■ 原文摘录 ■
==============================
首先，我们只考虑斜率为正的线段，对于斜率为负的，我们把平面倒过来再做一次就行了。

我们发现这题的贡献可减，所以考虑将一个询问拆成四个前缀矩形的询问。

对答案有贡献的线段分为两种，与矩形边界无交和有交的。

无交的线段的右上角一定被包含了，把贡献放在右上角的点上，做一个二维偏序就可以解决；

有交的线段一定只和上边界和右边界之一有交（交在顶点上的扰动一下就变成交在边上了），我们分两遍处理，只考虑与右边界相交的线段。考虑扫描线（一条竖线），维护所有线段与扫描线的交点，由于线段两两不交，交点顺序不会改变，所以考虑用平衡树维护线段到当前扫描线的长度和。查询的时候就是查一个前缀的长度和。

#include<cstdio>
#include<chrono>
#include<random>
#include<cstdlib>
#include<algorithm>
#define BUFSIZE 10000000
struct read{
	char buf[BUFSIZE],*p1,*p2,c,f;
	read():p1(buf),p2(buf){}
	char gc(void){
		return p1==p2&&(p2=buf+fread(p1=buf,1,BUFSIZE,stdin),p1==p2)?EOF:*p1++;
	}
	read& operator >>(int& x){
		for(c=gc(),f=0,x=0;c!=EOF&&(c<'0'||c>'9');c=gc())if(c=='-')f=1;
		if(f)for(;c>='0'&&c<='9';c=gc())x=x*10-(c-'0');
		else for(;c>='0'&&c<='9';c=gc())x=x*10+(c-'0');
		return *this;
	}
}in;
inline int rand(int l,int r){
    return rand()%(r-l+1)+l;
}
int n,m;
struct node{
	int x1,x2,y1,y2;
	double k,len;
}a[100010];
struct rect{
	int x1,x2,y1,y2;
}q[100010];
double S;
double ans[100010];
namespace sub1{
	struct node{
		double v;
		int op,x,y;
		node(int o,int a,int b,double val):v(val),op(o),x(a),y(b){}
		node():v(),op(),x(),y(){}
	}a[500010];
	int cnt;
	double c[1000010];
	void update(int i,double v){
		for(;i<=1000000;i+=i&-i) c[i]+=v;
	}
	double query(int i){
		double ans=0;
		for(;i;i&=i-1) ans+=c[i];
		return ans;
	}
	void clear(){
		cnt=0;
		for(int i=1;i<=1000000;i++) c[i]=0;
	}
	void work(){
		std::sort(a+1,a+cnt+1,[](node const &x,node const &y){return x.x==y.x?x.op<y.op:x.x<y.x;});
		for(int i=1;i<=cnt;i++)
==============================
■ 练习题目 A ■
将本题解中的下句译为英文：“对答案有贡献的线段分为两种，与矩形边界无交和有交的。”
■ 练习题目 B ■
重写本题解中的一段文字，自含有“首先，我们只考虑斜率为正的线段，对于斜率为负的，我们把平面倒过来再做一次就行了。”的字句起，至“时候就是查一个前缀的长度和。”为止，并将其中的“扫描线”替换为“扫掠线”。
这些条目与本练习无关。

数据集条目
==============================
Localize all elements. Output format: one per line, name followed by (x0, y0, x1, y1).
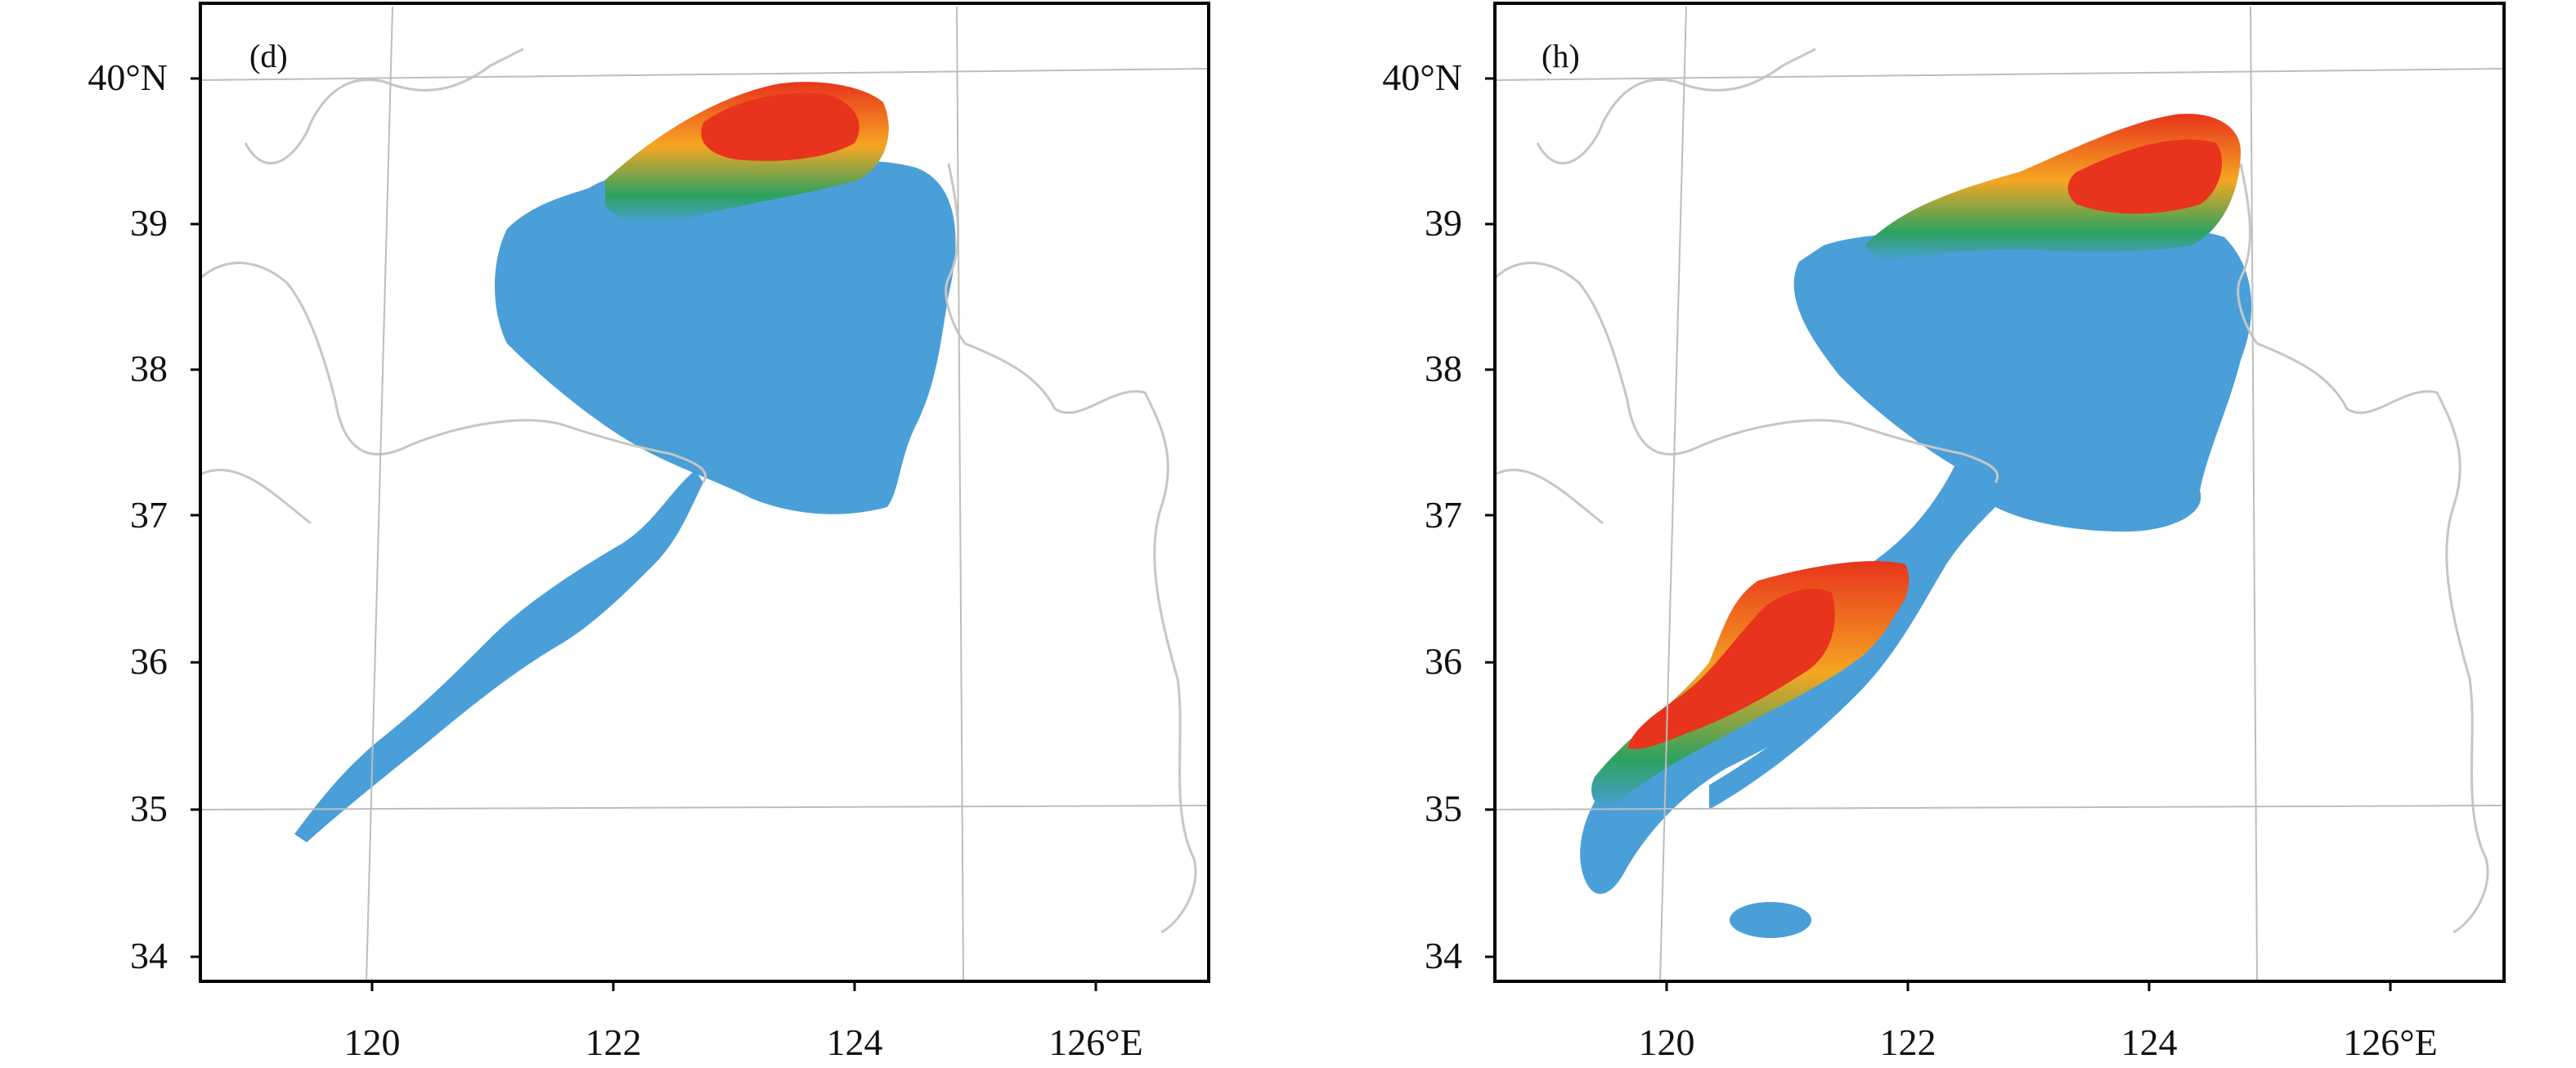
map-frame-h (1493, 2, 2506, 983)
panel-label-h: (h) (1542, 38, 1580, 74)
x-axis-h: 120 122 124 126°E (1639, 981, 2438, 1063)
y-tick-label-d-2: 38 (130, 348, 168, 389)
y-tick-label-h-3: 37 (1425, 494, 1462, 536)
x-tick-label-d-1: 122 (586, 1021, 642, 1063)
x-tick-label-h-2: 124 (2121, 1021, 2178, 1063)
fog-peak-h (2067, 139, 2223, 214)
map-panel-d: (d) 40°N 39 38 37 36 35 34 120 122 124 (88, 2, 1210, 1063)
graticule-d (200, 6, 1209, 982)
y-tick-label-d-1: 39 (130, 202, 168, 244)
fog-main-body-h (1580, 228, 2252, 895)
y-tick-label-h-1: 39 (1425, 202, 1462, 244)
fog-patch-h (1730, 902, 1811, 938)
fog-field-h (1580, 114, 2252, 938)
x-tick-label-d-2: 124 (827, 1021, 883, 1063)
fog-strip-h (1709, 556, 1946, 810)
fog-field-d (294, 82, 956, 842)
y-tick-label-d-5: 35 (130, 788, 168, 829)
coastlines-d (200, 47, 1197, 934)
y-tick-label-h-0: 40°N (1382, 56, 1462, 98)
y-tick-label-d-4: 36 (130, 640, 168, 682)
x-axis-d: 120 122 124 126°E (344, 981, 1143, 1063)
y-tick-label-d-3: 37 (130, 494, 168, 536)
fog-main-body-d (495, 160, 956, 514)
x-tick-label-h-0: 120 (1639, 1021, 1695, 1063)
fog-peak-d (701, 92, 859, 161)
x-tick-label-h-3: 126°E (2343, 1021, 2438, 1063)
map-frame-d (199, 2, 1210, 983)
map-panel-h: (h) 40°N 39 38 37 36 35 34 120 122 124 (1382, 2, 2506, 1063)
graticule-h (1494, 6, 2505, 982)
y-tick-label-h-4: 36 (1425, 640, 1462, 682)
fog-south-peak-h (1627, 589, 1835, 749)
y-axis-d: 40°N 39 38 37 36 35 34 (88, 56, 200, 976)
panel-label-d: (d) (249, 38, 288, 74)
coastlines-h (1493, 47, 2489, 934)
x-tick-label-h-1: 122 (1880, 1021, 1936, 1063)
y-tick-label-h-6: 34 (1425, 935, 1462, 976)
y-axis-h: 40°N 39 38 37 36 35 34 (1382, 56, 1495, 976)
y-tick-label-d-0: 40°N (88, 56, 168, 98)
y-tick-label-h-5: 35 (1425, 788, 1462, 829)
x-tick-label-d-3: 126°E (1048, 1021, 1143, 1063)
y-tick-label-h-2: 38 (1425, 348, 1462, 389)
y-tick-label-d-6: 34 (130, 935, 168, 976)
fog-coastal-strip-d (294, 470, 703, 842)
x-tick-label-d-0: 120 (344, 1021, 401, 1063)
==============================
■ 题目答案 A ■
The segments that contribute to the answer fall into two kinds: those that do not intersect the rectangle's boundary and those that do.

■ 题目答案 B ■
首先，我们只考虑斜率为正的线段，对于斜率为负的，我们把平面倒过来再做一次就行了。

我们发现这题的贡献可减，所以考虑将一个询问拆成四个前缀矩形的询问。

对答案有贡献的线段分为两种，与矩形边界无交和有交的。

无交的线段的右上角一定被包含了，把贡献放在右上角的点上，做一个二维偏序就可以解决；

有交的线段一定只和上边界和右边界之一有交（交在顶点上的扰动一下就变成交在边上了），我们分两遍处理，只考虑与右边界相交的线段。考虑扫掠线（一条竖线），维护所有线段与扫掠线的交点，由于线段两两不交，交点顺序不会改变，所以考虑用平衡树维护线段到当前扫掠线的长度和。查询的时候就是查一个前缀的长度和。